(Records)
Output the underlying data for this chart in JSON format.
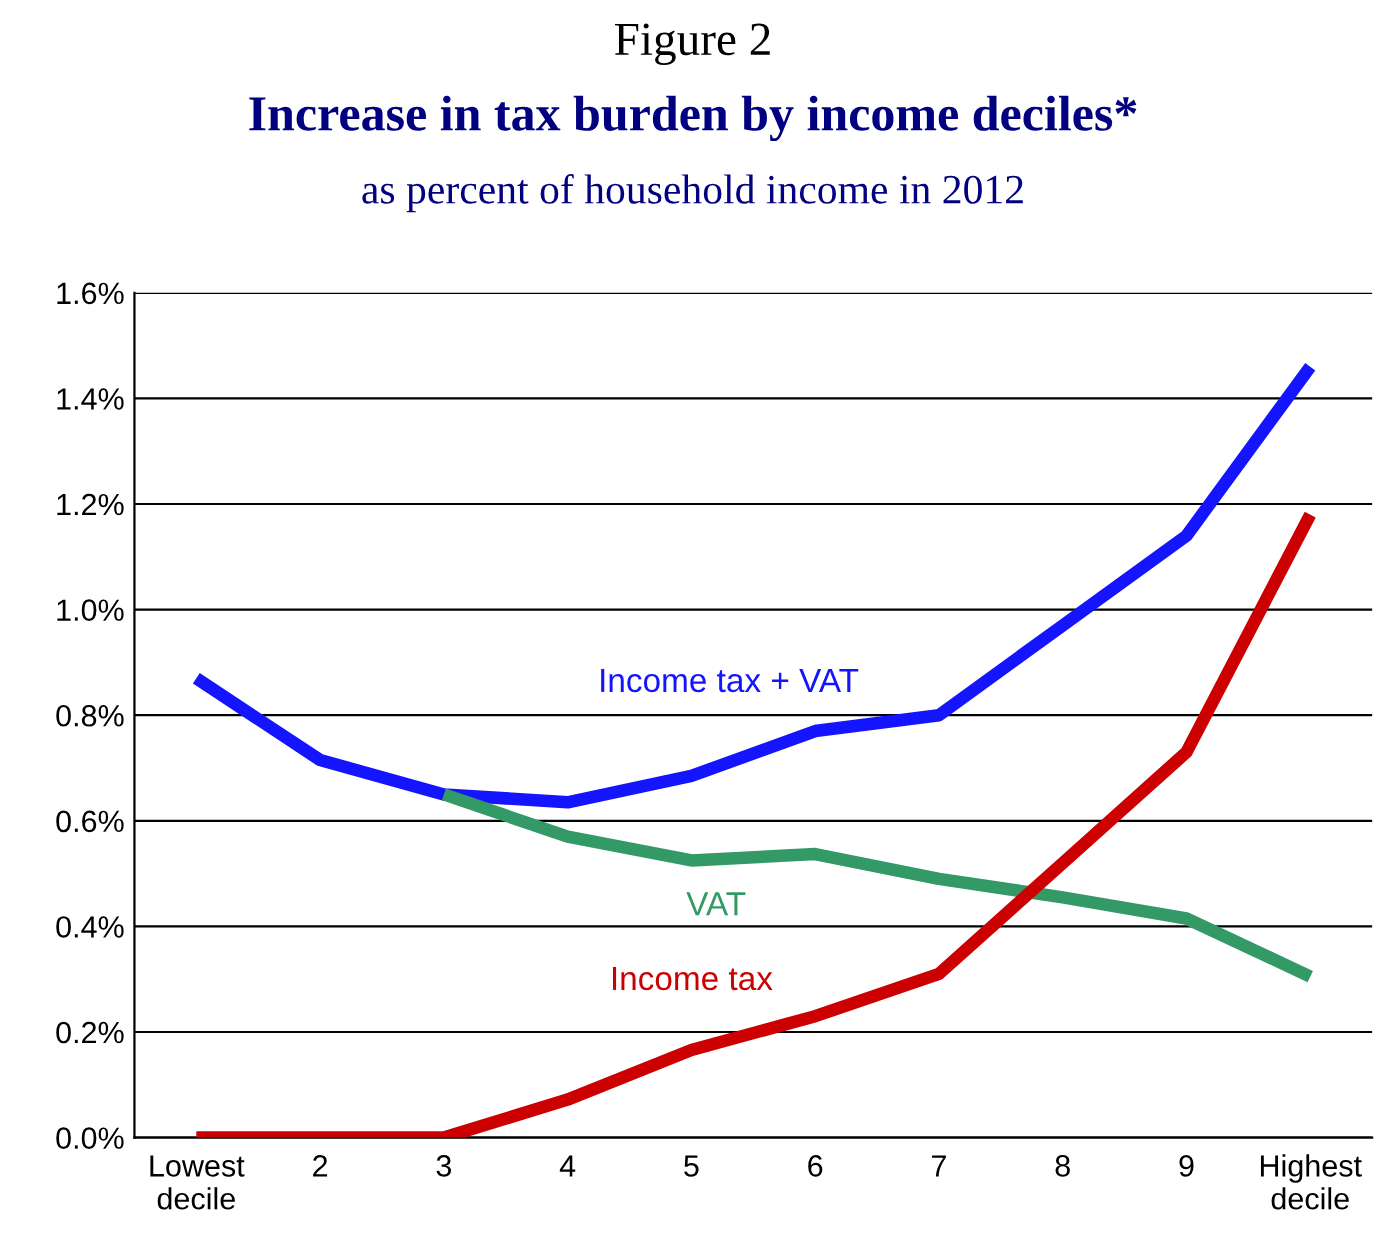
{
  "chart_data": {
    "type": "line",
    "title": "Increase in tax burden by income deciles*",
    "subtitle": "as percent of household income in 2012",
    "annotations": [
      "Figure 2"
    ],
    "categories": [
      "Lowest\ndecile",
      "2",
      "3",
      "4",
      "5",
      "6",
      "7",
      "8",
      "9",
      "Highest\ndecile"
    ],
    "series": [
      {
        "name": "Income tax + VAT",
        "color": "#1414ff",
        "values": [
          0.87,
          0.715,
          0.65,
          0.635,
          0.685,
          0.77,
          0.8,
          0.97,
          1.14,
          1.46
        ]
      },
      {
        "name": "VAT",
        "color": "#339966",
        "values": [
          null,
          null,
          0.65,
          0.57,
          0.525,
          0.537,
          0.49,
          0.455,
          0.415,
          0.305
        ]
      },
      {
        "name": "Income tax",
        "color": "#cc0000",
        "values": [
          0,
          0,
          0,
          0.072,
          0.166,
          0.23,
          0.31,
          0.52,
          0.73,
          1.18
        ]
      }
    ],
    "ylim": [
      0,
      1.6
    ],
    "yticks": [
      {
        "value": 0,
        "label": "0.0%"
      },
      {
        "value": 0.2,
        "label": "0.2%"
      },
      {
        "value": 0.4,
        "label": "0.4%"
      },
      {
        "value": 0.6,
        "label": "0.6%"
      },
      {
        "value": 0.8,
        "label": "0.8%"
      },
      {
        "value": 1.0,
        "label": "1.0%"
      },
      {
        "value": 1.2,
        "label": "1.2%"
      },
      {
        "value": 1.4,
        "label": "1.4%"
      },
      {
        "value": 1.6,
        "label": "1.6%"
      }
    ],
    "grid": "y",
    "legend": false,
    "marker": "none",
    "line_style": "solid"
  }
}
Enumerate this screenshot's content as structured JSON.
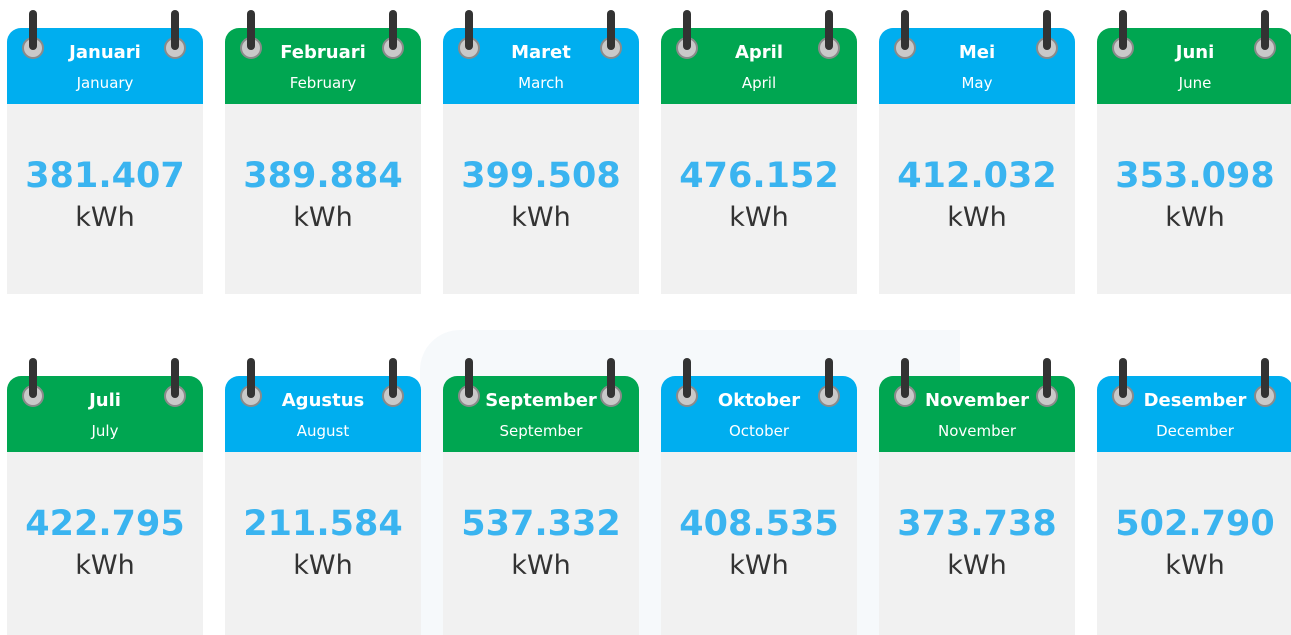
{
  "months": [
    {
      "title": "Januari",
      "subtitle": "January",
      "value": "381.407",
      "unit": "kWh"
    },
    {
      "title": "Februari",
      "subtitle": "February",
      "value": "389.884",
      "unit": "kWh"
    },
    {
      "title": "Maret",
      "subtitle": "March",
      "value": "399.508",
      "unit": "kWh"
    },
    {
      "title": "April",
      "subtitle": "April",
      "value": "476.152",
      "unit": "kWh"
    },
    {
      "title": "Mei",
      "subtitle": "May",
      "value": "412.032",
      "unit": "kWh"
    },
    {
      "title": "Juni",
      "subtitle": "June",
      "value": "353.098",
      "unit": "kWh"
    },
    {
      "title": "Juli",
      "subtitle": "July",
      "value": "422.795",
      "unit": "kWh"
    },
    {
      "title": "Agustus",
      "subtitle": "August",
      "value": "211.584",
      "unit": "kWh"
    },
    {
      "title": "September",
      "subtitle": "September",
      "value": "537.332",
      "unit": "kWh"
    },
    {
      "title": "Oktober",
      "subtitle": "October",
      "value": "408.535",
      "unit": "kWh"
    },
    {
      "title": "November",
      "subtitle": "November",
      "value": "373.738",
      "unit": "kWh"
    },
    {
      "title": "Desember",
      "subtitle": "December",
      "value": "502.790",
      "unit": "kWh"
    }
  ]
}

§ INSTRUCTION
Images must not appear in the copy; reproduce everything else in the records verbatim.

§ ANSWER TO THE EXERCISE
Output the underlying data for this chart in JSON format.
{
  "chart_data": {
    "type": "line",
    "title": "Increase in tax burden by income deciles*",
    "subtitle": "as percent of household income in 2012",
    "annotations": [
      "Figure 2"
    ],
    "categories": [
      "Lowest\ndecile",
      "2",
      "3",
      "4",
      "5",
      "6",
      "7",
      "8",
      "9",
      "Highest\ndecile"
    ],
    "series": [
      {
        "name": "Income tax + VAT",
        "color": "#1414ff",
        "values": [
          0.87,
          0.715,
          0.65,
          0.635,
          0.685,
          0.77,
          0.8,
          0.97,
          1.14,
          1.46
        ]
      },
      {
        "name": "VAT",
        "color": "#339966",
        "values": [
          null,
          null,
          0.65,
          0.57,
          0.525,
          0.537,
          0.49,
          0.455,
          0.415,
          0.305
        ]
      },
      {
        "name": "Income tax",
        "color": "#cc0000",
        "values": [
          0,
          0,
          0,
          0.072,
          0.166,
          0.23,
          0.31,
          0.52,
          0.73,
          1.18
        ]
      }
    ],
    "ylim": [
      0,
      1.6
    ],
    "yticks": [
      {
        "value": 0,
        "label": "0.0%"
      },
      {
        "value": 0.2,
        "label": "0.2%"
      },
      {
        "value": 0.4,
        "label": "0.4%"
      },
      {
        "value": 0.6,
        "label": "0.6%"
      },
      {
        "value": 0.8,
        "label": "0.8%"
      },
      {
        "value": 1.0,
        "label": "1.0%"
      },
      {
        "value": 1.2,
        "label": "1.2%"
      },
      {
        "value": 1.4,
        "label": "1.4%"
      },
      {
        "value": 1.6,
        "label": "1.6%"
      }
    ],
    "grid": "y",
    "legend": false,
    "marker": "none",
    "line_style": "solid"
  }
}
Enumerate this screenshot's content as structured JSON.
{
  "months": [
    {
      "title": "Januari",
      "subtitle": "January",
      "value": "381.407",
      "unit": "kWh"
    },
    {
      "title": "Februari",
      "subtitle": "February",
      "value": "389.884",
      "unit": "kWh"
    },
    {
      "title": "Maret",
      "subtitle": "March",
      "value": "399.508",
      "unit": "kWh"
    },
    {
      "title": "April",
      "subtitle": "April",
      "value": "476.152",
      "unit": "kWh"
    },
    {
      "title": "Mei",
      "subtitle": "May",
      "value": "412.032",
      "unit": "kWh"
    },
    {
      "title": "Juni",
      "subtitle": "June",
      "value": "353.098",
      "unit": "kWh"
    },
    {
      "title": "Juli",
      "subtitle": "July",
      "value": "422.795",
      "unit": "kWh"
    },
    {
      "title": "Agustus",
      "subtitle": "August",
      "value": "211.584",
      "unit": "kWh"
    },
    {
      "title": "September",
      "subtitle": "September",
      "value": "537.332",
      "unit": "kWh"
    },
    {
      "title": "Oktober",
      "subtitle": "October",
      "value": "408.535",
      "unit": "kWh"
    },
    {
      "title": "November",
      "subtitle": "November",
      "value": "373.738",
      "unit": "kWh"
    },
    {
      "title": "Desember",
      "subtitle": "December",
      "value": "502.790",
      "unit": "kWh"
    }
  ]
}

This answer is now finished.